**Task directions**: Give back the full material, exactly as it reads.

**Data entries**:

"""

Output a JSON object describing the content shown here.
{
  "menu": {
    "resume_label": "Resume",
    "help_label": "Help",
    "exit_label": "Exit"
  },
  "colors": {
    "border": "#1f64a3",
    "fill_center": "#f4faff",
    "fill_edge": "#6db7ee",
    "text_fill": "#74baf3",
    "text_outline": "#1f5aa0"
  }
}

"""

**Final result**:
Output a JSON object describing the content shown here.
{
  "menu": {
    "resume_label": "Resume",
    "help_label": "Help",
    "exit_label": "Exit"
  },
  "colors": {
    "border": "#1f64a3",
    "fill_center": "#f4faff",
    "fill_edge": "#6db7ee",
    "text_fill": "#74baf3",
    "text_outline": "#1f5aa0"
  }
}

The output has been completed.